### WHAT THE EXERCISE ASKS
Copy out all lines of the records in which the word "ylabel" appears.

### DATA SHOWN

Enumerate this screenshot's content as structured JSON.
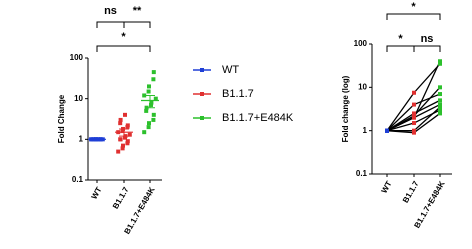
{
  "chart_data": [
    {
      "type": "scatter",
      "ylabel": "Fold Change",
      "log": true,
      "categories": [
        "WT",
        "B1.1.7",
        "B1.1.7+E484K"
      ],
      "series": [
        {
          "name": "WT",
          "color": "#1f3fd6",
          "values": [
            1,
            1,
            1,
            1,
            1,
            1,
            1,
            1,
            1,
            1,
            1,
            1,
            1,
            1
          ],
          "mean": 1,
          "error": 0
        },
        {
          "name": "B1.1.7",
          "color": "#e03030",
          "values": [
            0.5,
            0.6,
            0.7,
            0.8,
            0.9,
            1,
            1,
            1.1,
            1.2,
            1.3,
            1.5,
            1.6,
            1.8,
            2,
            2.2,
            2.5,
            3,
            4
          ],
          "mean": 1.5,
          "error": 0.3
        },
        {
          "name": "B1.1.7+E484K",
          "color": "#2cc02c",
          "values": [
            1.5,
            2,
            2.5,
            3,
            4,
            5,
            6,
            7,
            8,
            10,
            12,
            15,
            20,
            30,
            45
          ],
          "mean": 9,
          "error": 3
        }
      ],
      "annotations": [
        "ns",
        "**",
        "*"
      ],
      "ylim": [
        0.1,
        100
      ],
      "yticks": [
        0.1,
        1,
        10,
        100
      ]
    },
    {
      "type": "line",
      "ylabel": "Fold change (log)",
      "log": true,
      "categories": [
        "WT",
        "B1.1.7",
        "B1.1.7+E484K"
      ],
      "point_colors": [
        "#1f3fd6",
        "#e03030",
        "#2cc02c"
      ],
      "line_color": "#000000",
      "pairs": [
        [
          1,
          2,
          40
        ],
        [
          1,
          7.5,
          35
        ],
        [
          1,
          4,
          7
        ],
        [
          1,
          2.2,
          10
        ],
        [
          1,
          1,
          3.5
        ],
        [
          1,
          2,
          4
        ],
        [
          1,
          0.9,
          2.5
        ],
        [
          1,
          2.5,
          5
        ],
        [
          1,
          1.5,
          3
        ]
      ],
      "annotations": [
        "*",
        "*",
        "ns"
      ],
      "ylim": [
        0.1,
        100
      ],
      "yticks": [
        0.1,
        1,
        10,
        100
      ]
    }
  ]
}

### RESULT
      "ylabel": "Fold Change",
      "ylabel": "Fold change (log)",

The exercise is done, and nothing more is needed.